**PROBLEM DESCRIPTION**
Locate every line in the records below that contains the word "damaged", and copy each one.

**DATA FOR PROCESSING**
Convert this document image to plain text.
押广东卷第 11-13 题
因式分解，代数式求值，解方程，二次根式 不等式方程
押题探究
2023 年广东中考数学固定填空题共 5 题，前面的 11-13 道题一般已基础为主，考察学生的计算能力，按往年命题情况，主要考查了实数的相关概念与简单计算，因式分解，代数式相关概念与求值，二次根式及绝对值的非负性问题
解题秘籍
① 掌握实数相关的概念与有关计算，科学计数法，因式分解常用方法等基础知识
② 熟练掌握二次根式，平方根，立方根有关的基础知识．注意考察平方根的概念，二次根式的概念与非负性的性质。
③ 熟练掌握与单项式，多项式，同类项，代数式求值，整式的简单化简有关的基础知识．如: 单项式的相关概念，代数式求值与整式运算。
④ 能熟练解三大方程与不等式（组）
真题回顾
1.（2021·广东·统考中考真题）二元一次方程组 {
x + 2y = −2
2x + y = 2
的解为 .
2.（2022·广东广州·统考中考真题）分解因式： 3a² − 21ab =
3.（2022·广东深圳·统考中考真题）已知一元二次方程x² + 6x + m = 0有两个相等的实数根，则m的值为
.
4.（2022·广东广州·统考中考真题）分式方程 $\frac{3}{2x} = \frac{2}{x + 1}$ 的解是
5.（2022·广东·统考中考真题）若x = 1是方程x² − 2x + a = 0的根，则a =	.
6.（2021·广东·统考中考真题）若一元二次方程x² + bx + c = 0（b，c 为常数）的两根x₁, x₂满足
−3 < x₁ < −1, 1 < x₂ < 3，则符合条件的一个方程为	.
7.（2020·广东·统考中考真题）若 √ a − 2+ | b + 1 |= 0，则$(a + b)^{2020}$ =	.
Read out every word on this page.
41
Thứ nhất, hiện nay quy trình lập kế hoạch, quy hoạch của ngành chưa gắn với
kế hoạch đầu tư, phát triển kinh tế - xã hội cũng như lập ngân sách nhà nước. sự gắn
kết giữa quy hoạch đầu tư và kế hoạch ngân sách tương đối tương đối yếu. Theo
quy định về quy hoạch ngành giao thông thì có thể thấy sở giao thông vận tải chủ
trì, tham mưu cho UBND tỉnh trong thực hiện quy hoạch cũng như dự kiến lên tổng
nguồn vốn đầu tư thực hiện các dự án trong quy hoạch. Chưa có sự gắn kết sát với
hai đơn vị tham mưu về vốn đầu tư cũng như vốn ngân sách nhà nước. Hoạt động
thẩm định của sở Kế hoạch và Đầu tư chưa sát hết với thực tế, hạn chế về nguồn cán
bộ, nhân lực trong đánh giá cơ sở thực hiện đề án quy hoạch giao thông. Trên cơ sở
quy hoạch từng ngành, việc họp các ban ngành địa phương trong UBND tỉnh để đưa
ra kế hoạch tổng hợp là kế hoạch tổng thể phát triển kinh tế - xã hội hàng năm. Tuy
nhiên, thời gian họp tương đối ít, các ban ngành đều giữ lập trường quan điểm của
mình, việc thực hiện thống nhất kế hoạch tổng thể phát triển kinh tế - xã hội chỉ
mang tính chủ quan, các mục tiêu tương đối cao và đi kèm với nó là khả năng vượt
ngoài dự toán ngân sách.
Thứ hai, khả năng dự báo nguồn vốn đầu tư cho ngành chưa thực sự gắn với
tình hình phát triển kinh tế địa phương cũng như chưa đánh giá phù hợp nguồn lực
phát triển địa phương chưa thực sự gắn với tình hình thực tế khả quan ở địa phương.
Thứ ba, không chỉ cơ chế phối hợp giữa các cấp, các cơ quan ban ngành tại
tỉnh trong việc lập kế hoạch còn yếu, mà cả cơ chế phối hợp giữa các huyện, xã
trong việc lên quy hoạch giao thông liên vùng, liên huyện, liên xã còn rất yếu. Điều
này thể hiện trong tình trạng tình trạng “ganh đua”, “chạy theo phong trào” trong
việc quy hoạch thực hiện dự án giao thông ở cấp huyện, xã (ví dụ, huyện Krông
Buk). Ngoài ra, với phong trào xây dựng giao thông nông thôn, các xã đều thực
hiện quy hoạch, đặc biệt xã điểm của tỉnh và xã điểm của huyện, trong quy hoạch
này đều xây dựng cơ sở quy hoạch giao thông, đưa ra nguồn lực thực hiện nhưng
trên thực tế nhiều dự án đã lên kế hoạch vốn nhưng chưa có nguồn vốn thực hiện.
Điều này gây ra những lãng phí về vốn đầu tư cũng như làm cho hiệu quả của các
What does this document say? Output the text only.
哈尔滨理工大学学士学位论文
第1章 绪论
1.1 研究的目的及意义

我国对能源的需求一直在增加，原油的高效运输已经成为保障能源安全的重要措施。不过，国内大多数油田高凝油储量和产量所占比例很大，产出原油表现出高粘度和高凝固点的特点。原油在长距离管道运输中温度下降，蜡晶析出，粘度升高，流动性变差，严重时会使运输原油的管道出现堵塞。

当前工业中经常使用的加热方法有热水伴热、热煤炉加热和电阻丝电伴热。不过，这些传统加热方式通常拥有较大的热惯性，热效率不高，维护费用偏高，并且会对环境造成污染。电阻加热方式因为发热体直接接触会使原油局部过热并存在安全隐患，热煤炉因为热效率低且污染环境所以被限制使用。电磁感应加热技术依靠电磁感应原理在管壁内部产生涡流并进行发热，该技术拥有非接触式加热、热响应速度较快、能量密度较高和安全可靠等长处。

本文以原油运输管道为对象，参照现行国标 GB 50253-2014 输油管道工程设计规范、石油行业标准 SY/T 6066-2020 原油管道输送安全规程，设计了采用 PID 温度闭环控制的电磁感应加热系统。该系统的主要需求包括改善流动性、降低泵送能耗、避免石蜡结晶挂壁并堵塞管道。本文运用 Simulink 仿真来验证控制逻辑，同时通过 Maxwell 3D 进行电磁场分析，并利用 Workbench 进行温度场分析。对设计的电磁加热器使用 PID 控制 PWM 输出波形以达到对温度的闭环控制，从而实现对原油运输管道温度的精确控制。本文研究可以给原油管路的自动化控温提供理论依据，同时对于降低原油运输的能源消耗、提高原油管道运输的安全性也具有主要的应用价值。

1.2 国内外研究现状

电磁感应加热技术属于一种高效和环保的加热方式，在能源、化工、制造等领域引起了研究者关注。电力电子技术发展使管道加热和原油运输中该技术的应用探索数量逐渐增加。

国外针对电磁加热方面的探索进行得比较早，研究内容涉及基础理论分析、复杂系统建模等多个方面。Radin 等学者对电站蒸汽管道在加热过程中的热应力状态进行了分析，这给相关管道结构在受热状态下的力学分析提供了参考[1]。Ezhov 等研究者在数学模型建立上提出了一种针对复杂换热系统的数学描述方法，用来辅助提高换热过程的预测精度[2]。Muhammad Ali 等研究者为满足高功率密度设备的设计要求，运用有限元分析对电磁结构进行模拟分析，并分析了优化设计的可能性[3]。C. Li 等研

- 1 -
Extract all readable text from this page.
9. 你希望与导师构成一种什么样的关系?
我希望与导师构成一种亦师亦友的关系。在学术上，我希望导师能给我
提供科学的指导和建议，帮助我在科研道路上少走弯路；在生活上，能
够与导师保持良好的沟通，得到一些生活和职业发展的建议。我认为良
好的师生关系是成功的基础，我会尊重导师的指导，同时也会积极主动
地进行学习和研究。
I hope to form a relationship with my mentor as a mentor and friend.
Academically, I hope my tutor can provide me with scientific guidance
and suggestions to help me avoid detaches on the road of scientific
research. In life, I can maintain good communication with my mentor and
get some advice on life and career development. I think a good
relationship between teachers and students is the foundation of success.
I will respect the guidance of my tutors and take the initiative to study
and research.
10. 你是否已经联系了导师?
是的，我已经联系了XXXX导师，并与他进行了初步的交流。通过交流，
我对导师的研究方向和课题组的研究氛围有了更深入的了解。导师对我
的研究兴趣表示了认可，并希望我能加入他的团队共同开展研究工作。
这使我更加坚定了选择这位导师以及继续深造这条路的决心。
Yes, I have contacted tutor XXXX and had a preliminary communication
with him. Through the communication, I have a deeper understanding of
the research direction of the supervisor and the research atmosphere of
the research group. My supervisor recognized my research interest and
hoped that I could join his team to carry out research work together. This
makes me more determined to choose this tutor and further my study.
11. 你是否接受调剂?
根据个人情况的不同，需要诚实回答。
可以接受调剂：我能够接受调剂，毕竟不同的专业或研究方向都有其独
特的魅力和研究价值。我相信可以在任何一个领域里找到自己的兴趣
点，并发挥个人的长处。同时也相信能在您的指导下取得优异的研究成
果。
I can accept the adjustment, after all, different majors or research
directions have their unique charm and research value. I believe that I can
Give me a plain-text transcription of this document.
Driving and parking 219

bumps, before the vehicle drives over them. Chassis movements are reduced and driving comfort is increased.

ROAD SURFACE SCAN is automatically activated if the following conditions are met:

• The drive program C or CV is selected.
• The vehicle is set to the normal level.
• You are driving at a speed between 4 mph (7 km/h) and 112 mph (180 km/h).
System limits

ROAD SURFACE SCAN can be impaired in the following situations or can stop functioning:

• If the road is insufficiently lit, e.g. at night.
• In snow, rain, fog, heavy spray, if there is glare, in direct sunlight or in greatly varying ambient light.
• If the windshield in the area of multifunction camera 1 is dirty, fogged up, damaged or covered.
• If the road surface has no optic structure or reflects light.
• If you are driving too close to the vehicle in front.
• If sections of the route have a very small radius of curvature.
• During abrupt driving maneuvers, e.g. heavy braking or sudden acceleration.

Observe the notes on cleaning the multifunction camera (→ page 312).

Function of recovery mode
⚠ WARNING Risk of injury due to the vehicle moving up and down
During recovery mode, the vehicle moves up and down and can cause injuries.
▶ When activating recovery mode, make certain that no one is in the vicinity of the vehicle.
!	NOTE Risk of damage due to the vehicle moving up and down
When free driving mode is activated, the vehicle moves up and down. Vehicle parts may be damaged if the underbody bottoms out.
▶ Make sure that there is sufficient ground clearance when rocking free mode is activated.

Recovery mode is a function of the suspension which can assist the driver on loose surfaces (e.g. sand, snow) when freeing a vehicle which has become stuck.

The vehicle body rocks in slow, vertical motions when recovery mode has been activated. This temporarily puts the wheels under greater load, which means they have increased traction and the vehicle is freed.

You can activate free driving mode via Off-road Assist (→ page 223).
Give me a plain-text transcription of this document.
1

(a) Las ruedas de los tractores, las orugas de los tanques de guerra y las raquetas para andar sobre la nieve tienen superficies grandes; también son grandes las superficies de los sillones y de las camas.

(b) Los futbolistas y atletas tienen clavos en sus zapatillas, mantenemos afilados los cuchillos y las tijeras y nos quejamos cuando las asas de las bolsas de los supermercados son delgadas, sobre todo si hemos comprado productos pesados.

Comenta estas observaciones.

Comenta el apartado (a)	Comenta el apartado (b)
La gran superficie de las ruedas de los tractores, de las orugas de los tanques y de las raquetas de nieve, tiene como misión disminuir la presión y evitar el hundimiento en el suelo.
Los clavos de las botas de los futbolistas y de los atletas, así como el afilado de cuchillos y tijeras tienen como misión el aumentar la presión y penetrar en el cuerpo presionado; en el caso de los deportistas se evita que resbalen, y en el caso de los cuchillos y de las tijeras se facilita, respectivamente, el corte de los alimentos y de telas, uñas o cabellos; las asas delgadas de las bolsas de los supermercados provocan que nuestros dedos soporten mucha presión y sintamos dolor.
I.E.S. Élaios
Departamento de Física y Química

**RESPONSE FOR THIS EXERCISE**
• If the windshield in the area of multifunction camera 1 is dirty, fogged up, damaged or covered.
When free driving mode is activated, the vehicle moves up and down. Vehicle parts may be damaged if the underbody bottoms out.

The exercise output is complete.